Text shown —
-- Opening Marker --

On March 10, three anti-China activists were detained in Bà Rịa-Vũng Tàu for demonstrating at a local beach to commemorate the fallen soldiers who were killed in Gạc Ma, Trường Sa. The public security forces released them on the same day.

Human Rights Defenders
Protestant pastor Nguyễn Trung Tôn, who was kidnapped, tortured and robbed in the Central region on February 27, issued a report about the incident. The pastor noted: “I believe the kidnapping, torture and robbery inflicted on us may have been carried out by security forces of the three provinces Ha Tinh, Thanh Hoa, and Quang Binh, as we have not been involved in disputes with anyone. If the attackers had been criminals, they would have robbed us but would not have tortured us in such a brutal way.” The authorities will surely deny their involvement with the incidents. However, how the authorities investigate the matter will say a lot about their attitude towards human rights defenders and whether they were behind or tacitly condoning harassment against the activists.

 The report of the Former Vietnamese Prisoners of Conscience (FVPOC) association, “Human Rights Violation in Vietnam 2015-2016,” which detailed the increased violence against activists and human rights defenders, is now available in English.

-- Closing Marker --

Tasks to carry out —
A: Decide whether each statement below agrees with the excerpt on Vietnamese human rights activists. Answer yes or no for each, quoting the words from the excerpt that decide it.
(i) The three activists detained in Bà Rịa-Vũng Tàu were held for several days.
(ii) Pastor Nguyễn Trung Tôn was kidnapped in the Central region on February 27.
(iii) The FVPOC report "Human Rights Violation in Vietnam 2015-2016" is available only in Vietnamese.
B: Write what comes next in the excerpt on Vietnamese human rights activists, beginning after its final sentence.

Record excerpts —
-- Opening Marker --

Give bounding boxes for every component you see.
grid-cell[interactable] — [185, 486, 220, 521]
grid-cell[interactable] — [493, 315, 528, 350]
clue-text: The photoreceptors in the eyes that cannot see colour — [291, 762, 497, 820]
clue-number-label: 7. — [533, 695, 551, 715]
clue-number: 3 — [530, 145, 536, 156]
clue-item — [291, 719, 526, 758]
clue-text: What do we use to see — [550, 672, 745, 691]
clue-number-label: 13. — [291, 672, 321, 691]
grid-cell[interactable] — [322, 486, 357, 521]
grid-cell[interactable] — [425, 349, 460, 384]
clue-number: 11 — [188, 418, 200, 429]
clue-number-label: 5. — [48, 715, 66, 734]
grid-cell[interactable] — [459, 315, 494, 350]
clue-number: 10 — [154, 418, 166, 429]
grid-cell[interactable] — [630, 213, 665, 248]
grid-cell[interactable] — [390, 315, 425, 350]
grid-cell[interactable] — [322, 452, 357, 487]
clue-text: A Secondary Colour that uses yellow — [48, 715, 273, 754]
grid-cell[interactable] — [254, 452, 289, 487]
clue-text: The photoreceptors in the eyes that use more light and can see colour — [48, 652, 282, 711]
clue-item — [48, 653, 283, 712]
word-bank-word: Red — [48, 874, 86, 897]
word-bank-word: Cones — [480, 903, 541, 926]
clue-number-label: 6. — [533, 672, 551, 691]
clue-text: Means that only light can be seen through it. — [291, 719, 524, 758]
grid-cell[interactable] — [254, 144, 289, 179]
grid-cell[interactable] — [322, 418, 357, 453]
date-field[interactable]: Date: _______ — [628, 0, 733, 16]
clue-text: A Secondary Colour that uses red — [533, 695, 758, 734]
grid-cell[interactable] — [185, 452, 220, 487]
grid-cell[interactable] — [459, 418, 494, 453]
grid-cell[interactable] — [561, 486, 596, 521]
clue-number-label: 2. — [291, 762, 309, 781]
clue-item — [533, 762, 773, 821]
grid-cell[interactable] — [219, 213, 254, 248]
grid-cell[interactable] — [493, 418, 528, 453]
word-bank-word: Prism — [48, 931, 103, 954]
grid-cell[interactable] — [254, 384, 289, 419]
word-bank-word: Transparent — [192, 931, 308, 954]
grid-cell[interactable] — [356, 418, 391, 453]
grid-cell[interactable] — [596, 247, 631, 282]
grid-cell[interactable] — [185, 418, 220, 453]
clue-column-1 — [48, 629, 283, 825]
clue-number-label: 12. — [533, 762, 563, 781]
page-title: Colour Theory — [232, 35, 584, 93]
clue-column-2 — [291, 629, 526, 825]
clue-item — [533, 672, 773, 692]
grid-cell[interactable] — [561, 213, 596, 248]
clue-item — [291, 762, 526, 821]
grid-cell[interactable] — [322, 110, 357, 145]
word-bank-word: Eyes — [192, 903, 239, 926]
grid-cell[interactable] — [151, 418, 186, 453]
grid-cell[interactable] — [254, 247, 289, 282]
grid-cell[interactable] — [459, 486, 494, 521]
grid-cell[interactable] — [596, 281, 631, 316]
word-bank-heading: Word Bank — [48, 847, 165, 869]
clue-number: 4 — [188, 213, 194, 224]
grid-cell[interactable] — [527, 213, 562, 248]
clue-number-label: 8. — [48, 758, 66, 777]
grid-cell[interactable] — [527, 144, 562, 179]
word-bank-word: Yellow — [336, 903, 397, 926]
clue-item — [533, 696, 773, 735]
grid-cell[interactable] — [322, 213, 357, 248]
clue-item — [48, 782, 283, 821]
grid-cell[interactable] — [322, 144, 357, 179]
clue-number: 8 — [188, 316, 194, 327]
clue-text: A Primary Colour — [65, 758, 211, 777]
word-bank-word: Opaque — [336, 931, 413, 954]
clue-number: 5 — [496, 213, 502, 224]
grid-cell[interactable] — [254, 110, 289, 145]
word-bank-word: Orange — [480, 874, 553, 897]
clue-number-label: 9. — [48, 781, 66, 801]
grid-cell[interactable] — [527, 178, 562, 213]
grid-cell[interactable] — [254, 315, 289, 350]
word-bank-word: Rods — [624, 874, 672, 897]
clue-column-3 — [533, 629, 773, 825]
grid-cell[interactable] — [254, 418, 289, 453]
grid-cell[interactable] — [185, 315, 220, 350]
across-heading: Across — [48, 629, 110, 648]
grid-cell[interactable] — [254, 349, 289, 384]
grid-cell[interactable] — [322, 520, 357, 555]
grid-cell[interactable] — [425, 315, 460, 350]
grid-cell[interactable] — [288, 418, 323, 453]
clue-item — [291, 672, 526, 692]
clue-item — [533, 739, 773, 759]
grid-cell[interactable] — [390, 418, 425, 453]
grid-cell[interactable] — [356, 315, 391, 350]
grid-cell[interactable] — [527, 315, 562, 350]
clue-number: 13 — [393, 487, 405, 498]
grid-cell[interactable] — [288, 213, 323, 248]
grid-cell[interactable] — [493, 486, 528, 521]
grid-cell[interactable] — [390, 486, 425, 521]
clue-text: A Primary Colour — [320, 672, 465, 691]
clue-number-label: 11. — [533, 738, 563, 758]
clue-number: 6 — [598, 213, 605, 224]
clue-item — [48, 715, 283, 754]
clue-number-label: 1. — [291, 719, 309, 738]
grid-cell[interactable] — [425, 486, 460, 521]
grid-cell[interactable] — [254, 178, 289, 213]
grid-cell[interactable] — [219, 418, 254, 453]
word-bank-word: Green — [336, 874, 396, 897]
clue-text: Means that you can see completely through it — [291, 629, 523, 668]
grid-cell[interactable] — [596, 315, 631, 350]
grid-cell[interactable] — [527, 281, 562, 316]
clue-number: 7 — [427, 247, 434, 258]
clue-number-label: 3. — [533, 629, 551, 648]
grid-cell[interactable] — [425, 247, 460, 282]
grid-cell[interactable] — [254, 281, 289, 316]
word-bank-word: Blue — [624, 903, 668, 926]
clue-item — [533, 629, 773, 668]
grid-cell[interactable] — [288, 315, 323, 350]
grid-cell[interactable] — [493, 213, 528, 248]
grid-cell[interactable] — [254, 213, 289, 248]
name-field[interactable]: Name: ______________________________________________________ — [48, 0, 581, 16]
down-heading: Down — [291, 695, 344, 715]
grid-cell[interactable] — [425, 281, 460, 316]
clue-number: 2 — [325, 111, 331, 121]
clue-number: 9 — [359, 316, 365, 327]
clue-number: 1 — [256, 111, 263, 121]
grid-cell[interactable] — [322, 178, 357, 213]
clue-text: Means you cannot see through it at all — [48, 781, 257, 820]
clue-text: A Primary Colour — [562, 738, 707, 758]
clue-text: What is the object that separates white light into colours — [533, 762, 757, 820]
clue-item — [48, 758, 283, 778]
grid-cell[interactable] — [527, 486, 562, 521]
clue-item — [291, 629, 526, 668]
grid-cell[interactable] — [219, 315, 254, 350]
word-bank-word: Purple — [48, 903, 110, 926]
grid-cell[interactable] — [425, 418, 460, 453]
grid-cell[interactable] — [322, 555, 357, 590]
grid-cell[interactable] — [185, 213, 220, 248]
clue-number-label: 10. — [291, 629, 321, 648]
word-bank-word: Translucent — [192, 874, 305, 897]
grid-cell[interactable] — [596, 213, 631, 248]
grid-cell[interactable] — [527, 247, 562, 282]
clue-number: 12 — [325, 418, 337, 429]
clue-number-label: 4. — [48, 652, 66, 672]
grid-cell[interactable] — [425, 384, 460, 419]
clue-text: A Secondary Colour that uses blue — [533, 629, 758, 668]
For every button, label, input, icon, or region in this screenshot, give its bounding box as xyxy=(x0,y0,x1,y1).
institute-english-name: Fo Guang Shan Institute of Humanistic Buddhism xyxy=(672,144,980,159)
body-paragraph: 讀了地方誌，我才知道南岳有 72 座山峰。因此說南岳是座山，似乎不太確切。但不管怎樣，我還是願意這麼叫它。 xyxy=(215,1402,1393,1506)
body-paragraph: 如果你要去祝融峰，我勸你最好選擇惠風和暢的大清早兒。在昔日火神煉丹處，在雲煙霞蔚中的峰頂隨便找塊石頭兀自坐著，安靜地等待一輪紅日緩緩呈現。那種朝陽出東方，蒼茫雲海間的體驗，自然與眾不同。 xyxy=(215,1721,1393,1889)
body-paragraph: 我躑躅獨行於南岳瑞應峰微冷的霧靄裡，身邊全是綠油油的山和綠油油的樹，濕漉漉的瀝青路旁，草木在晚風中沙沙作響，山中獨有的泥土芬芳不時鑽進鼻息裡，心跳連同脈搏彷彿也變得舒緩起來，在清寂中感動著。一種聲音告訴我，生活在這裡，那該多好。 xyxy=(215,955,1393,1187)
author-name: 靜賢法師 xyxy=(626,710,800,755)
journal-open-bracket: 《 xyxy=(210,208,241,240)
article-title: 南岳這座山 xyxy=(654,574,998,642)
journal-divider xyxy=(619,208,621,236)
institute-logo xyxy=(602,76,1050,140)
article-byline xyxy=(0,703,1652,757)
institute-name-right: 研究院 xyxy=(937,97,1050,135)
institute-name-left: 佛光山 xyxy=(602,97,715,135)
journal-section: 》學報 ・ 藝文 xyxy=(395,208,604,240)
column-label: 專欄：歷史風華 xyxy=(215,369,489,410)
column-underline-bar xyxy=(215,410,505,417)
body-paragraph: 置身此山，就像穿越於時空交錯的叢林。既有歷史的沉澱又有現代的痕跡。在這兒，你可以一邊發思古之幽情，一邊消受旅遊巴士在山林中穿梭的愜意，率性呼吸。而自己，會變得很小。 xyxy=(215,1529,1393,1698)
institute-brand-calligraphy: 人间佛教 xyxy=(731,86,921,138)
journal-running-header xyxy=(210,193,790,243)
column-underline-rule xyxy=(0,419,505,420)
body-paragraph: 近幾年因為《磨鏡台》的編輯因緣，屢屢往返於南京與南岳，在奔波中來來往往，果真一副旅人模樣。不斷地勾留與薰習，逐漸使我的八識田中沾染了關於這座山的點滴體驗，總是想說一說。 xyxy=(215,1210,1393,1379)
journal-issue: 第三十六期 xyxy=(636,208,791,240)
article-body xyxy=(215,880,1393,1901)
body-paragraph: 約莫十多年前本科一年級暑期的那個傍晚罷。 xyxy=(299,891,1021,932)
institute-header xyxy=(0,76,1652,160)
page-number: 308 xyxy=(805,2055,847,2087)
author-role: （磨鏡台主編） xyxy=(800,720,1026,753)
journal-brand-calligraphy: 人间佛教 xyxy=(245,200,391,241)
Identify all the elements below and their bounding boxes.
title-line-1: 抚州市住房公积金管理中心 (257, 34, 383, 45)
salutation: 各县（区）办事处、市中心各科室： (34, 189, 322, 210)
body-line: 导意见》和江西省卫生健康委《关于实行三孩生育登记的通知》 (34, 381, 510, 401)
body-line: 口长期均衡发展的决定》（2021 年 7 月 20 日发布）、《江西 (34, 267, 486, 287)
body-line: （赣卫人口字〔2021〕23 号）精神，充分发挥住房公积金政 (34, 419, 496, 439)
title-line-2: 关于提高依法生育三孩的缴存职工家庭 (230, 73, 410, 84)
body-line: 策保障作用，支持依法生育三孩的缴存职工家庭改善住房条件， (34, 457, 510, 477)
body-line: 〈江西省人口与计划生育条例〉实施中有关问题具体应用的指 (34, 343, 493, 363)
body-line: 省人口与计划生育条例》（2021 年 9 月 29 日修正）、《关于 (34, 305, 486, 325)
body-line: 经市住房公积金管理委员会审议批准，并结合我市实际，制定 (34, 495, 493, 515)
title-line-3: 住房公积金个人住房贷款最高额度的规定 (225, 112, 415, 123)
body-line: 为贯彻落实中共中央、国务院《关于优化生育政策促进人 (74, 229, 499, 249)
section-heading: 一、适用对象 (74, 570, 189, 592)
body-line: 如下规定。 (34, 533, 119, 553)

-- Closing Marker --

Answers per task —
A:
(i) No: "The public security forces released them on the same day."
(ii) Yes: "who was kidnapped, tortured and robbed in the Central region on February 27"
(iii) No: "is now available in English."

B:
Environmental Activism
Check out this article by Lien Hoang, “Vietnam’s environmental movement arises from fish kill,” on the rise of environmental movement within the restrictive political context of Vietnam: “No longer weighed down by war or famine, today’s young people are able to address change and champion environmental causes. Their arena of choice is social media, which in Vietnam typically means Facebook.”

Artistic Freedom & Freedom Of Association
We do have some good news to share! The second literary awards by the League of Independent Vietnamese Writers went smoothly on March 3 with only minimum interference (two members were prevented from leaving their house to join the award ceremony). In case you missed it, the League’s first award ceremony last year was quite a saga.

Internet Freedom
Ella at VCD 2017In Valencia, Spain, the first Vietnam Cyber Dialogue took place on March 5 as part of the Internet Freedom Festival. It brought together Vietnamese human rights activists from both Vietnam and abroad, community leaders, policy makers, and technology experts to discuss ways to improve access to information and freedom of expression in Vietnam. Check out our own @EllaGancarz’s interview at the event.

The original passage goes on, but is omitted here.